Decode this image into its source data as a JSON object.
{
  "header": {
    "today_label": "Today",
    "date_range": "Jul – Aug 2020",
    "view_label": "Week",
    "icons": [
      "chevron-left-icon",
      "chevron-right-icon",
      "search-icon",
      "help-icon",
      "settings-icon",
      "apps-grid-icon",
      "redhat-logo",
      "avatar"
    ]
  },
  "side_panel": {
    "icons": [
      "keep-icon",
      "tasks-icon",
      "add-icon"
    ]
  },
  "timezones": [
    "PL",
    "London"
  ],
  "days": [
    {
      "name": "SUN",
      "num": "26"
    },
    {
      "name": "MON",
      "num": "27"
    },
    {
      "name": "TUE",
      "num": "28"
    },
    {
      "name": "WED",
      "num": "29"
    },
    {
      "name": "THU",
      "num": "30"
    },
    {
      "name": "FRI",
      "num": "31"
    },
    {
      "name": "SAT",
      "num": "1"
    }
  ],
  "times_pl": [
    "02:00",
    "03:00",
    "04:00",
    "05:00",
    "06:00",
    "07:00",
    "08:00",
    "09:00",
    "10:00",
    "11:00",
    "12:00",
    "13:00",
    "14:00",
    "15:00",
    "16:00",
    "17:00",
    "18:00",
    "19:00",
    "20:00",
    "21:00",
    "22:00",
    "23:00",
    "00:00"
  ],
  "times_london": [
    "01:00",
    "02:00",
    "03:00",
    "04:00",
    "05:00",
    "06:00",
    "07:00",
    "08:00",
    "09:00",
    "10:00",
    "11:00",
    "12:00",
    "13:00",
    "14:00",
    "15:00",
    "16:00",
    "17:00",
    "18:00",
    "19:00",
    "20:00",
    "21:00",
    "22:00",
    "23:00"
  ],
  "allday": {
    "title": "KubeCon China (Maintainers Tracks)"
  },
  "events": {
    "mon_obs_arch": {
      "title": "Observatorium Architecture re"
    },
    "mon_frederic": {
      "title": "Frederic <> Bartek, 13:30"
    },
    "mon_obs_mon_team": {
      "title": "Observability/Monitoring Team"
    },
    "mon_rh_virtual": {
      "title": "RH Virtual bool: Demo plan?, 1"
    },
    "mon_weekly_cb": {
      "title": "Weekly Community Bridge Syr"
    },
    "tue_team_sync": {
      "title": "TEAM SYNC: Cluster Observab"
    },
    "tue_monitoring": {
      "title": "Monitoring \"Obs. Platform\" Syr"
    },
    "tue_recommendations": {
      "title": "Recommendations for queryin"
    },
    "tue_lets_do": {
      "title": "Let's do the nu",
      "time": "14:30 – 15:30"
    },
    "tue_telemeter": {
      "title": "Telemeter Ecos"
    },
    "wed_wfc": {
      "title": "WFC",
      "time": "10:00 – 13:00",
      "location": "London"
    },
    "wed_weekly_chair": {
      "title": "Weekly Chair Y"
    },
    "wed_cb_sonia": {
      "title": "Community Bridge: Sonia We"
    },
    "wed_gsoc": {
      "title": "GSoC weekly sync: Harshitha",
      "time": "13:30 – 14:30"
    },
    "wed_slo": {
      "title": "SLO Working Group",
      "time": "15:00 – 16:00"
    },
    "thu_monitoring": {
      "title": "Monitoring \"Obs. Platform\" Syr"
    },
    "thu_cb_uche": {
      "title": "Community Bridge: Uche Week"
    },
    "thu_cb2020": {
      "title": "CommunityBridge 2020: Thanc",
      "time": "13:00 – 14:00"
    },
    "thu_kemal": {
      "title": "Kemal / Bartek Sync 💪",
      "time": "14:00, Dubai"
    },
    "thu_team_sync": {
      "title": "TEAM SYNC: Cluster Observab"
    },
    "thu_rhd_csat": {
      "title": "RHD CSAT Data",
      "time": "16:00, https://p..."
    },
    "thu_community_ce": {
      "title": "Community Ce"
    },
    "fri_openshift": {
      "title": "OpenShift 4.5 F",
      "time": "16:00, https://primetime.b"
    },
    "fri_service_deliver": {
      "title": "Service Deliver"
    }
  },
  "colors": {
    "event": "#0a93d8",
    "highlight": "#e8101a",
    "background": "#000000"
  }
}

________________

* GOAL: Set down each entry again, unchanged.

* ANSWER IN FULL:
Decode this image into its source data as a JSON object.
{
  "header": {
    "today_label": "Today",
    "date_range": "Jul – Aug 2020",
    "view_label": "Week",
    "icons": [
      "chevron-left-icon",
      "chevron-right-icon",
      "search-icon",
      "help-icon",
      "settings-icon",
      "apps-grid-icon",
      "redhat-logo",
      "avatar"
    ]
  },
  "side_panel": {
    "icons": [
      "keep-icon",
      "tasks-icon",
      "add-icon"
    ]
  },
  "timezones": [
    "PL",
    "London"
  ],
  "days": [
    {
      "name": "SUN",
      "num": "26"
    },
    {
      "name": "MON",
      "num": "27"
    },
    {
      "name": "TUE",
      "num": "28"
    },
    {
      "name": "WED",
      "num": "29"
    },
    {
      "name": "THU",
      "num": "30"
    },
    {
      "name": "FRI",
      "num": "31"
    },
    {
      "name": "SAT",
      "num": "1"
    }
  ],
  "times_pl": [
    "02:00",
    "03:00",
    "04:00",
    "05:00",
    "06:00",
    "07:00",
    "08:00",
    "09:00",
    "10:00",
    "11:00",
    "12:00",
    "13:00",
    "14:00",
    "15:00",
    "16:00",
    "17:00",
    "18:00",
    "19:00",
    "20:00",
    "21:00",
    "22:00",
    "23:00",
    "00:00"
  ],
  "times_london": [
    "01:00",
    "02:00",
    "03:00",
    "04:00",
    "05:00",
    "06:00",
    "07:00",
    "08:00",
    "09:00",
    "10:00",
    "11:00",
    "12:00",
    "13:00",
    "14:00",
    "15:00",
    "16:00",
    "17:00",
    "18:00",
    "19:00",
    "20:00",
    "21:00",
    "22:00",
    "23:00"
  ],
  "allday": {
    "title": "KubeCon China (Maintainers Tracks)"
  },
  "events": {
    "mon_obs_arch": {
      "title": "Observatorium Architecture re"
    },
    "mon_frederic": {
      "title": "Frederic <> Bartek, 13:30"
    },
    "mon_obs_mon_team": {
      "title": "Observability/Monitoring Team"
    },
    "mon_rh_virtual": {
      "title": "RH Virtual bool: Demo plan?, 1"
    },
    "mon_weekly_cb": {
      "title": "Weekly Community Bridge Syr"
    },
    "tue_team_sync": {
      "title": "TEAM SYNC: Cluster Observab"
    },
    "tue_monitoring": {
      "title": "Monitoring \"Obs. Platform\" Syr"
    },
    "tue_recommendations": {
      "title": "Recommendations for queryin"
    },
    "tue_lets_do": {
      "title": "Let's do the nu",
      "time": "14:30 – 15:30"
    },
    "tue_telemeter": {
      "title": "Telemeter Ecos"
    },
    "wed_wfc": {
      "title": "WFC",
      "time": "10:00 – 13:00",
      "location": "London"
    },
    "wed_weekly_chair": {
      "title": "Weekly Chair Y"
    },
    "wed_cb_sonia": {
      "title": "Community Bridge: Sonia We"
    },
    "wed_gsoc": {
      "title": "GSoC weekly sync: Harshitha",
      "time": "13:30 – 14:30"
    },
    "wed_slo": {
      "title": "SLO Working Group",
      "time": "15:00 – 16:00"
    },
    "thu_monitoring": {
      "title": "Monitoring \"Obs. Platform\" Syr"
    },
    "thu_cb_uche": {
      "title": "Community Bridge: Uche Week"
    },
    "thu_cb2020": {
      "title": "CommunityBridge 2020: Thanc",
      "time": "13:00 – 14:00"
    },
    "thu_kemal": {
      "title": "Kemal / Bartek Sync 💪",
      "time": "14:00, Dubai"
    },
    "thu_team_sync": {
      "title": "TEAM SYNC: Cluster Observab"
    },
    "thu_rhd_csat": {
      "title": "RHD CSAT Data",
      "time": "16:00, https://p..."
    },
    "thu_community_ce": {
      "title": "Community Ce"
    },
    "fri_openshift": {
      "title": "OpenShift 4.5 F",
      "time": "16:00, https://primetime.b"
    },
    "fri_service_deliver": {
      "title": "Service Deliver"
    }
  },
  "colors": {
    "event": "#0a93d8",
    "highlight": "#e8101a",
    "background": "#000000"
  }
}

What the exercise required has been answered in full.